• Request: Report each line of the data that includes the word "kesiswaan".

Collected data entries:
— START —
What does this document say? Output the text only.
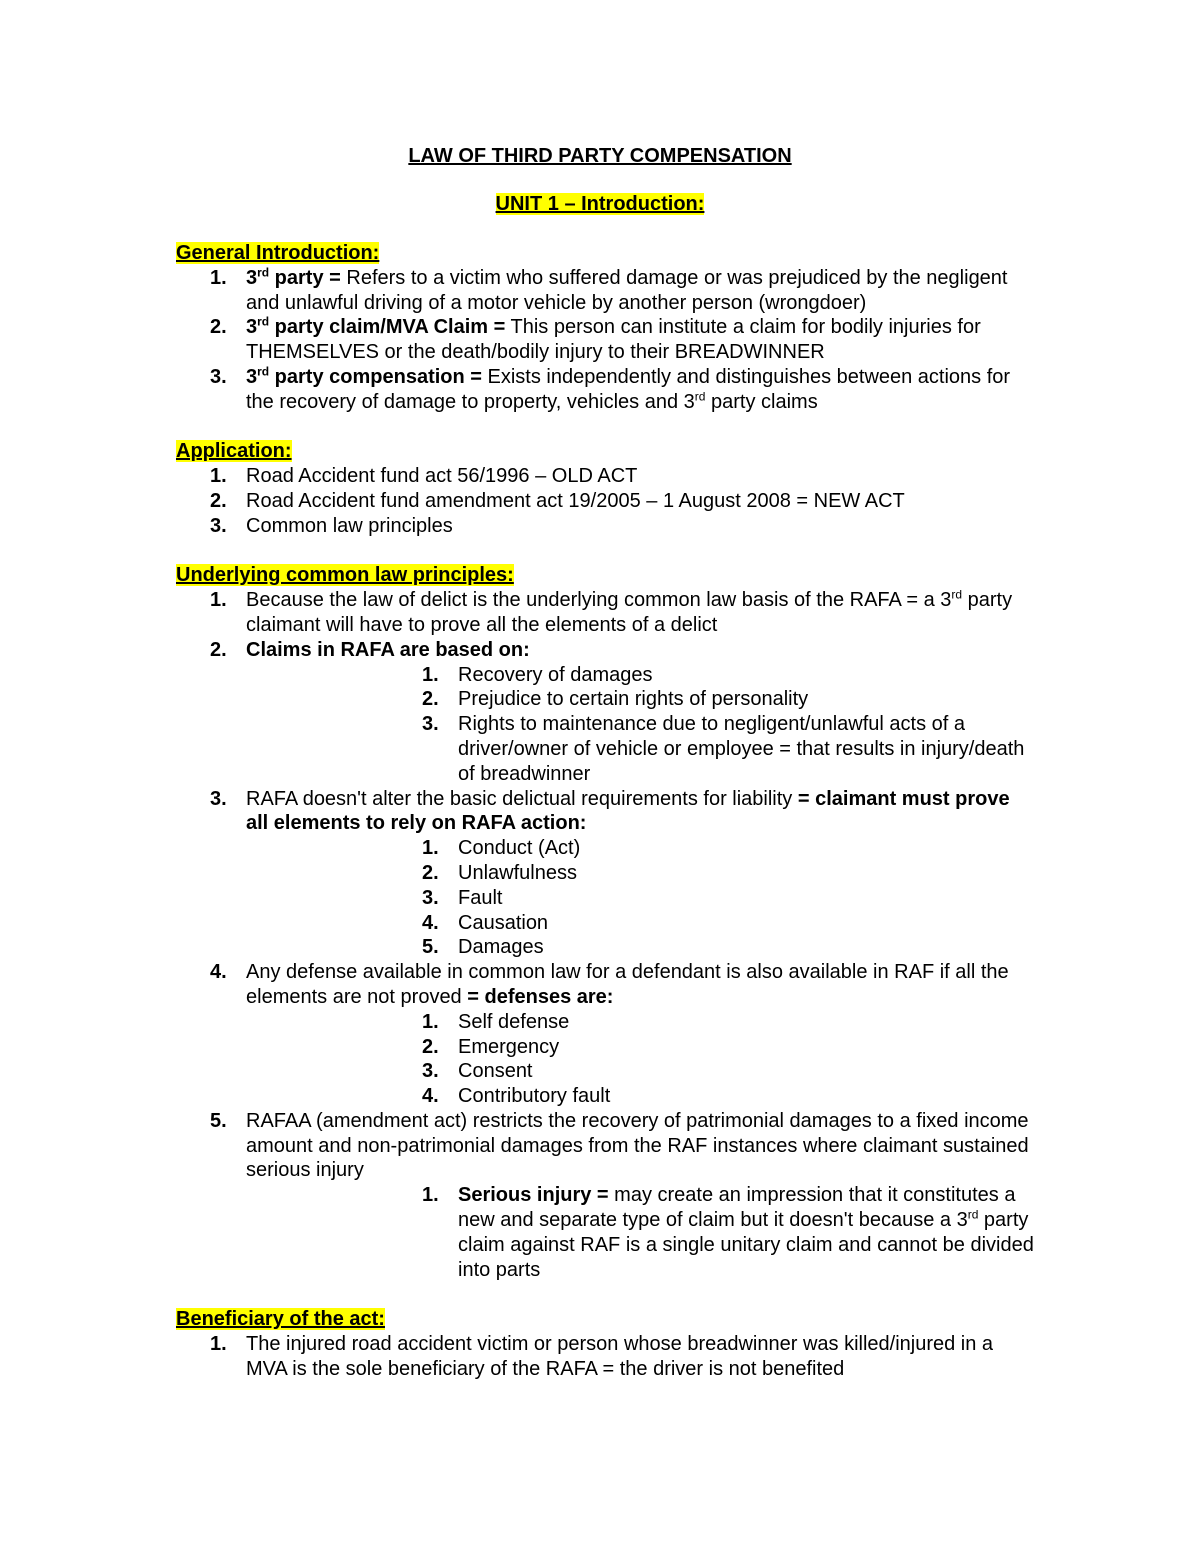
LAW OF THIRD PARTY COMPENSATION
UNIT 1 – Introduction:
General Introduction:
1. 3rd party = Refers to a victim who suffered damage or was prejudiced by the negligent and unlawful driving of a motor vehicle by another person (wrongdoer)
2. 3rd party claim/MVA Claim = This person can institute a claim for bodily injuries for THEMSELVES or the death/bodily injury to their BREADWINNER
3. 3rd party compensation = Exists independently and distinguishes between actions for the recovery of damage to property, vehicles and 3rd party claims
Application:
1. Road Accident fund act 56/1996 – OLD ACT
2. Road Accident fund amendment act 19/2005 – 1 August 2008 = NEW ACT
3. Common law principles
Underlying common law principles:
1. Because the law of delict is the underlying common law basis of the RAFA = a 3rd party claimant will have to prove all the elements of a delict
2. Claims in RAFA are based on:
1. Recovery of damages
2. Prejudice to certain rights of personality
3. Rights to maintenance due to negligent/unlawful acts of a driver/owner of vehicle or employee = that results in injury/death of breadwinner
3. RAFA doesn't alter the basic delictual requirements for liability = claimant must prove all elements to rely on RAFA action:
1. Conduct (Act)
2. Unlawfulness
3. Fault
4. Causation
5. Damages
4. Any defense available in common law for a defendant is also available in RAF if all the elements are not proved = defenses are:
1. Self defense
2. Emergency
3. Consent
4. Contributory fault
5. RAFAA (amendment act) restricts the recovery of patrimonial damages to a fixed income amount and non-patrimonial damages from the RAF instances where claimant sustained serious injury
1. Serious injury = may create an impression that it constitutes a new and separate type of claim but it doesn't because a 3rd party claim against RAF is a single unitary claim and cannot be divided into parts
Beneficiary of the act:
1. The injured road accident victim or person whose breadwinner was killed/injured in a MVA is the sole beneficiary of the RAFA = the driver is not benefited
— END —
— START —
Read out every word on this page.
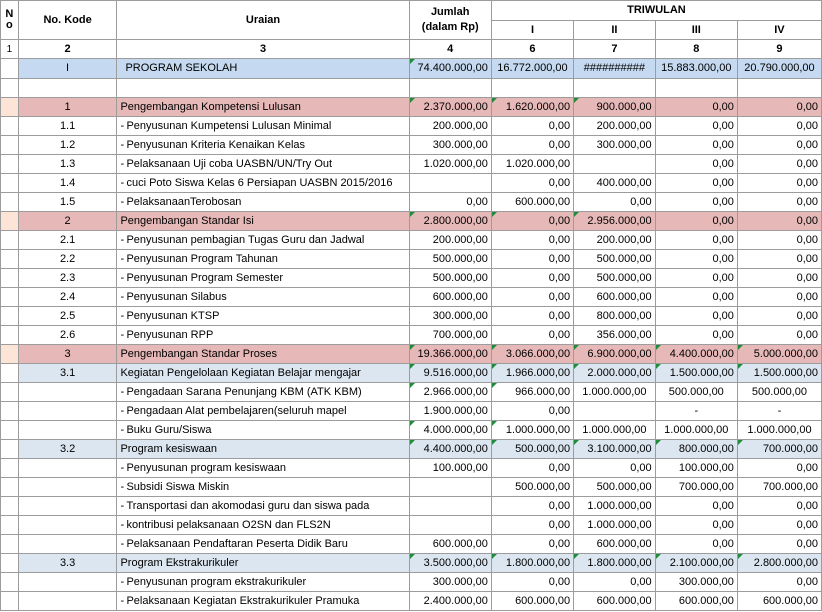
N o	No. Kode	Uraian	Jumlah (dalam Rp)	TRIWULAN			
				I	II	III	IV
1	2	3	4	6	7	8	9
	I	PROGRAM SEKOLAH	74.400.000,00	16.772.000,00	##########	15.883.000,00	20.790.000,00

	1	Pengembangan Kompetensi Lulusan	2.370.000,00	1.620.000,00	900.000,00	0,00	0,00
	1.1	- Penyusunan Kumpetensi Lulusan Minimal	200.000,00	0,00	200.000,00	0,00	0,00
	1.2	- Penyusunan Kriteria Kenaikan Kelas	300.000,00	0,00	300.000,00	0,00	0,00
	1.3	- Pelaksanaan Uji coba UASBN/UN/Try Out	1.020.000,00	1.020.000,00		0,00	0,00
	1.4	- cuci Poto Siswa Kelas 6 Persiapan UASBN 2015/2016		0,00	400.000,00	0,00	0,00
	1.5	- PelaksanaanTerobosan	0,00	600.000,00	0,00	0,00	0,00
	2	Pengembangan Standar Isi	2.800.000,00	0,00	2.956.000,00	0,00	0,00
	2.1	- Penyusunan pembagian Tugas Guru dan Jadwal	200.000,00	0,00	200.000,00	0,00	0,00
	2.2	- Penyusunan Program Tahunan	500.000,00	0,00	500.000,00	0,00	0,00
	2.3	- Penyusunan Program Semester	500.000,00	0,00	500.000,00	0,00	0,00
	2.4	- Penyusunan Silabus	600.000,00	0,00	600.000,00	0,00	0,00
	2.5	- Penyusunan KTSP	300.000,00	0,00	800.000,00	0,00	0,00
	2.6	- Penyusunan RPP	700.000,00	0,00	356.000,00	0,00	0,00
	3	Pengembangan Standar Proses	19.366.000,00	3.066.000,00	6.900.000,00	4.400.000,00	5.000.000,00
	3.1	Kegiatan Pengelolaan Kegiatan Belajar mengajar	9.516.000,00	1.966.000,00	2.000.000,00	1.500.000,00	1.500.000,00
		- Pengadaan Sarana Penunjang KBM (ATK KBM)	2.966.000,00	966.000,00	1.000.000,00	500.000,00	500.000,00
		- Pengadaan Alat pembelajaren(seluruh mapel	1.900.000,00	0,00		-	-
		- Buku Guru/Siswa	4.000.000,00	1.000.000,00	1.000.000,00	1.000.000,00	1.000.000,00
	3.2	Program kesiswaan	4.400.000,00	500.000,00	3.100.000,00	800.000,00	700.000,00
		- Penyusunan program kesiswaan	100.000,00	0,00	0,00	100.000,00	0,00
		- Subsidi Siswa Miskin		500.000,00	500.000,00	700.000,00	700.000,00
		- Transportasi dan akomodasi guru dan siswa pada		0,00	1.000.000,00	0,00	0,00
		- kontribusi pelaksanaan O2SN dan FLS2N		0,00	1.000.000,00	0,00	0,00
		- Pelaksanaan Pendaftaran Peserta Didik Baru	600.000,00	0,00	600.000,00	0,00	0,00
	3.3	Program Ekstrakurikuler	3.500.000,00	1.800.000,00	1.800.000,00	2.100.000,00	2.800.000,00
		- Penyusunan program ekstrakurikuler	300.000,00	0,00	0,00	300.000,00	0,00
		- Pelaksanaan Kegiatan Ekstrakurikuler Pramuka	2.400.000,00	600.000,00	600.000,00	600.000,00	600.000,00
— END —
• Answer below:
	3.2	Program kesiswaan	4.400.000,00	500.000,00	3.100.000,00	800.000,00	700.000,00
		- Penyusunan program kesiswaan	100.000,00	0,00	0,00	100.000,00	0,00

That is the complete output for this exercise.